[START]

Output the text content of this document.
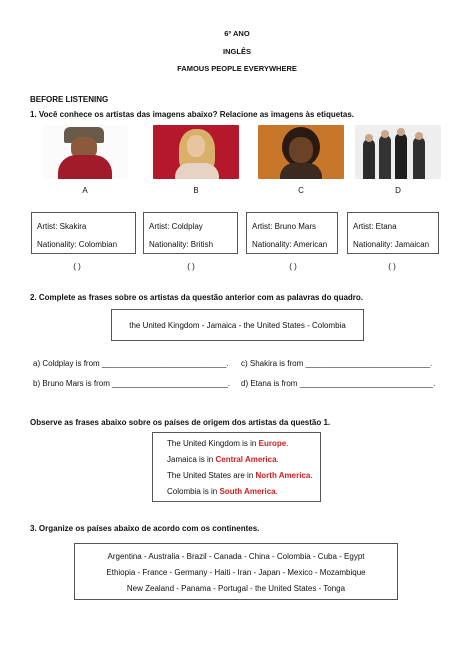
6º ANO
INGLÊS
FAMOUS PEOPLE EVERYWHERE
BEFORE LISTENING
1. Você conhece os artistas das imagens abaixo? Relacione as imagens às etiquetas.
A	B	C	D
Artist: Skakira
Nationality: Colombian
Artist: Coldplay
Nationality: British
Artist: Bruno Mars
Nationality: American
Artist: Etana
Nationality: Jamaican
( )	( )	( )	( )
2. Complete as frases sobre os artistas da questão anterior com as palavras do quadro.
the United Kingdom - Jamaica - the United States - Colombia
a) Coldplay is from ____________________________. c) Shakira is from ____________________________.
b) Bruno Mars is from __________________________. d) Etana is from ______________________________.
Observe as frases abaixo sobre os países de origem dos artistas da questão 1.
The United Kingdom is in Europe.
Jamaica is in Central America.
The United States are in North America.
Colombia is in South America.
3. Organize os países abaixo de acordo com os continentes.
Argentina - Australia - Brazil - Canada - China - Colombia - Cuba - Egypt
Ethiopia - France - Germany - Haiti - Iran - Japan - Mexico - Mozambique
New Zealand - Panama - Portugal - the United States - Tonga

[END]

> Task brief: Transcribe each entry precisely as given, leaving the pictures out.

> Answer:
Output the text content of this document.
6º ANO
INGLÊS
FAMOUS PEOPLE EVERYWHERE
BEFORE LISTENING
1. Você conhece os artistas das imagens abaixo? Relacione as imagens às etiquetas.
A	B	C	D
Artist: Skakira
Nationality: Colombian
Artist: Coldplay
Nationality: British
Artist: Bruno Mars
Nationality: American
Artist: Etana
Nationality: Jamaican
( )	( )	( )	( )
2. Complete as frases sobre os artistas da questão anterior com as palavras do quadro.
the United Kingdom - Jamaica - the United States - Colombia
a) Coldplay is from ____________________________. c) Shakira is from ____________________________.
b) Bruno Mars is from __________________________. d) Etana is from ______________________________.
Observe as frases abaixo sobre os países de origem dos artistas da questão 1.
The United Kingdom is in Europe.
Jamaica is in Central America.
The United States are in North America.
Colombia is in South America.
3. Organize os países abaixo de acordo com os continentes.
Argentina - Australia - Brazil - Canada - China - Colombia - Cuba - Egypt
Ethiopia - France - Germany - Haiti - Iran - Japan - Mexico - Mozambique
New Zealand - Panama - Portugal - the United States - Tonga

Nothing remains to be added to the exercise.